| DATA SECTION |
+ + + +
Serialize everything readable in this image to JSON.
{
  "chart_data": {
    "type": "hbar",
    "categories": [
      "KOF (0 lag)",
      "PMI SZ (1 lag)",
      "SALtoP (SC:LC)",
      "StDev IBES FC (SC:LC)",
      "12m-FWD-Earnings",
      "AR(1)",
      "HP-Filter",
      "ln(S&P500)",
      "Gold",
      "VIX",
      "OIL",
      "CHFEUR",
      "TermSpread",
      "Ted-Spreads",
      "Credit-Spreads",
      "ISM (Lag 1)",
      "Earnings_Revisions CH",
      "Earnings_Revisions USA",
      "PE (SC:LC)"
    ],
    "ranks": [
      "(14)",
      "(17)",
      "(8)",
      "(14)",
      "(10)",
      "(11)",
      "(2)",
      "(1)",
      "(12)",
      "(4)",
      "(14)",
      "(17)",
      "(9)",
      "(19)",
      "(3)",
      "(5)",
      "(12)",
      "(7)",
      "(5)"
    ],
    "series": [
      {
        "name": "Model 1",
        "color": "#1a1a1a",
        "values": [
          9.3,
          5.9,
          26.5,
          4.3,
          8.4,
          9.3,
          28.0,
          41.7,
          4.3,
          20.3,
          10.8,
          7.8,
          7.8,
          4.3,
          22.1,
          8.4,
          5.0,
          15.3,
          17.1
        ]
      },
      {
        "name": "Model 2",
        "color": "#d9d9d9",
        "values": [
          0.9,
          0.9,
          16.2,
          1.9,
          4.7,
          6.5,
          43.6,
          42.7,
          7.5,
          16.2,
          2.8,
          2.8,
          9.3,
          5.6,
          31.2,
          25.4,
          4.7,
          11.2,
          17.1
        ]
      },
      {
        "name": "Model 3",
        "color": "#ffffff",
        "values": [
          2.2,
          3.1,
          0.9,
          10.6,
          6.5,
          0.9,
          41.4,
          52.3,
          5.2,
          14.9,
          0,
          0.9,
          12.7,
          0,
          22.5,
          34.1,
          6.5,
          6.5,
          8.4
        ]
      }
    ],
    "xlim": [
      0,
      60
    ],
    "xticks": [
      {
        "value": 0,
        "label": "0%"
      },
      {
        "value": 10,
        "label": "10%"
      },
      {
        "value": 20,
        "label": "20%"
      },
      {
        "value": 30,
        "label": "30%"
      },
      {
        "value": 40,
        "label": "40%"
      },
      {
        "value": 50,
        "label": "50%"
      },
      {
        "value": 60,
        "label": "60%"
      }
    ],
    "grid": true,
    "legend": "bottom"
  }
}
+ + + +
| OBJECTIVE |
Pick out every line above that contains the word "Model" and copy it.

| TASK RESPONSE |
        "name": "Model 1",
        "name": "Model 2",
        "name": "Model 3",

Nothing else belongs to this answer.